▸ **Brief**
Produce an exact copy of all the records.

Recorded data
────────────────

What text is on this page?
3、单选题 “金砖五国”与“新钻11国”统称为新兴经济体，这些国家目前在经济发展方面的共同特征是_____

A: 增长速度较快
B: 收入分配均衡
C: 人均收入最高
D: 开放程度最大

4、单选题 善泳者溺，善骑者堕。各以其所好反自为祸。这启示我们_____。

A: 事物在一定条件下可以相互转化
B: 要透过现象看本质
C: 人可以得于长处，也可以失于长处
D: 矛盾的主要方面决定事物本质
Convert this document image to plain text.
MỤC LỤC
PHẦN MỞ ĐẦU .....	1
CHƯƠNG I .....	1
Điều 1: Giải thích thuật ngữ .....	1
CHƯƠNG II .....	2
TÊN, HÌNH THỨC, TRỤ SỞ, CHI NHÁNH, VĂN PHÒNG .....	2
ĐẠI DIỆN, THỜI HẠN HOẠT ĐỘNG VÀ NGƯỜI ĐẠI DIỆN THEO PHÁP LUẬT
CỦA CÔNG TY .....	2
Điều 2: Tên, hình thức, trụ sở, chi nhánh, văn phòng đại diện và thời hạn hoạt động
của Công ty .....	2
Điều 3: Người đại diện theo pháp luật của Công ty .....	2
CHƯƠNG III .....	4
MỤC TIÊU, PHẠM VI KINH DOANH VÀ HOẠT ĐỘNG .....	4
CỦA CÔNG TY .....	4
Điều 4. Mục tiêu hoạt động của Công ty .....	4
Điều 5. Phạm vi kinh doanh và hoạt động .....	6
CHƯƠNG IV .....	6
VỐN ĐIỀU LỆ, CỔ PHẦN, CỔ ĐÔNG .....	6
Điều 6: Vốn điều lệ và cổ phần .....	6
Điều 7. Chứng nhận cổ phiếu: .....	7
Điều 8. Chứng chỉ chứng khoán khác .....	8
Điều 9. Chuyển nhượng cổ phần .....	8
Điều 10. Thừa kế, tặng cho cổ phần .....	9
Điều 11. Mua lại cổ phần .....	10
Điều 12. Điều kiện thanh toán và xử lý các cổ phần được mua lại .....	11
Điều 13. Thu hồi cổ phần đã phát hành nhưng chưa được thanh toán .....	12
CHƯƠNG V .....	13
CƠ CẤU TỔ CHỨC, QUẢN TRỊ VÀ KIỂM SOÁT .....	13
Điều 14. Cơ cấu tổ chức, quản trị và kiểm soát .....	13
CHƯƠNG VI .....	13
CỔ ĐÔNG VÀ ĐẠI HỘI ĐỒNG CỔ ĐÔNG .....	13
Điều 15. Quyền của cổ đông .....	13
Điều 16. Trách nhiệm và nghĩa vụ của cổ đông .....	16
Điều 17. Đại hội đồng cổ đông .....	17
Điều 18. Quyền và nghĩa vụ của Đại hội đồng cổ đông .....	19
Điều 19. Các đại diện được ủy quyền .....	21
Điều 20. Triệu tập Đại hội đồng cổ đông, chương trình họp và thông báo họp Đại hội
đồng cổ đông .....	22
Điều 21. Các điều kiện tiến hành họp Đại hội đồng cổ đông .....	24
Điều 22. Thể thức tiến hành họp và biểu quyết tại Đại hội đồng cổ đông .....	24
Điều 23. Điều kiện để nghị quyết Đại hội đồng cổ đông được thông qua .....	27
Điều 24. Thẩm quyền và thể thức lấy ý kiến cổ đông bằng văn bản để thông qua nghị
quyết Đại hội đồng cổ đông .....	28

────────────────

▸ **Exercise answer**
What text is on this page?
3、单选题 “金砖五国”与“新钻11国”统称为新兴经济体，这些国家目前在经济发展方面的共同特征是_____

A: 增长速度较快
B: 收入分配均衡
C: 人均收入最高
D: 开放程度最大

4、单选题 善泳者溺，善骑者堕。各以其所好反自为祸。这启示我们_____。

A: 事物在一定条件下可以相互转化
B: 要透过现象看本质
C: 人可以得于长处，也可以失于长处
D: 矛盾的主要方面决定事物本质
Convert this document image to plain text.
MỤC LỤC
PHẦN MỞ ĐẦU .....	1
CHƯƠNG I .....	1
Điều 1: Giải thích thuật ngữ .....	1
CHƯƠNG II .....	2
TÊN, HÌNH THỨC, TRỤ SỞ, CHI NHÁNH, VĂN PHÒNG .....	2
ĐẠI DIỆN, THỜI HẠN HOẠT ĐỘNG VÀ NGƯỜI ĐẠI DIỆN THEO PHÁP LUẬT
CỦA CÔNG TY .....	2
Điều 2: Tên, hình thức, trụ sở, chi nhánh, văn phòng đại diện và thời hạn hoạt động
của Công ty .....	2
Điều 3: Người đại diện theo pháp luật của Công ty .....	2
CHƯƠNG III .....	4
MỤC TIÊU, PHẠM VI KINH DOANH VÀ HOẠT ĐỘNG .....	4
CỦA CÔNG TY .....	4
Điều 4. Mục tiêu hoạt động của Công ty .....	4
Điều 5. Phạm vi kinh doanh và hoạt động .....	6
CHƯƠNG IV .....	6
VỐN ĐIỀU LỆ, CỔ PHẦN, CỔ ĐÔNG .....	6
Điều 6: Vốn điều lệ và cổ phần .....	6
Điều 7. Chứng nhận cổ phiếu: .....	7
Điều 8. Chứng chỉ chứng khoán khác .....	8
Điều 9. Chuyển nhượng cổ phần .....	8
Điều 10. Thừa kế, tặng cho cổ phần .....	9
Điều 11. Mua lại cổ phần .....	10
Điều 12. Điều kiện thanh toán và xử lý các cổ phần được mua lại .....	11
Điều 13. Thu hồi cổ phần đã phát hành nhưng chưa được thanh toán .....	12
CHƯƠNG V .....	13
CƠ CẤU TỔ CHỨC, QUẢN TRỊ VÀ KIỂM SOÁT .....	13
Điều 14. Cơ cấu tổ chức, quản trị và kiểm soát .....	13
CHƯƠNG VI .....	13
CỔ ĐÔNG VÀ ĐẠI HỘI ĐỒNG CỔ ĐÔNG .....	13
Điều 15. Quyền của cổ đông .....	13
Điều 16. Trách nhiệm và nghĩa vụ của cổ đông .....	16
Điều 17. Đại hội đồng cổ đông .....	17
Điều 18. Quyền và nghĩa vụ của Đại hội đồng cổ đông .....	19
Điều 19. Các đại diện được ủy quyền .....	21
Điều 20. Triệu tập Đại hội đồng cổ đông, chương trình họp và thông báo họp Đại hội
đồng cổ đông .....	22
Điều 21. Các điều kiện tiến hành họp Đại hội đồng cổ đông .....	24
Điều 22. Thể thức tiến hành họp và biểu quyết tại Đại hội đồng cổ đông .....	24
Điều 23. Điều kiện để nghị quyết Đại hội đồng cổ đông được thông qua .....	27
Điều 24. Thẩm quyền và thể thức lấy ý kiến cổ đông bằng văn bản để thông qua nghị
quyết Đại hội đồng cổ đông .....	28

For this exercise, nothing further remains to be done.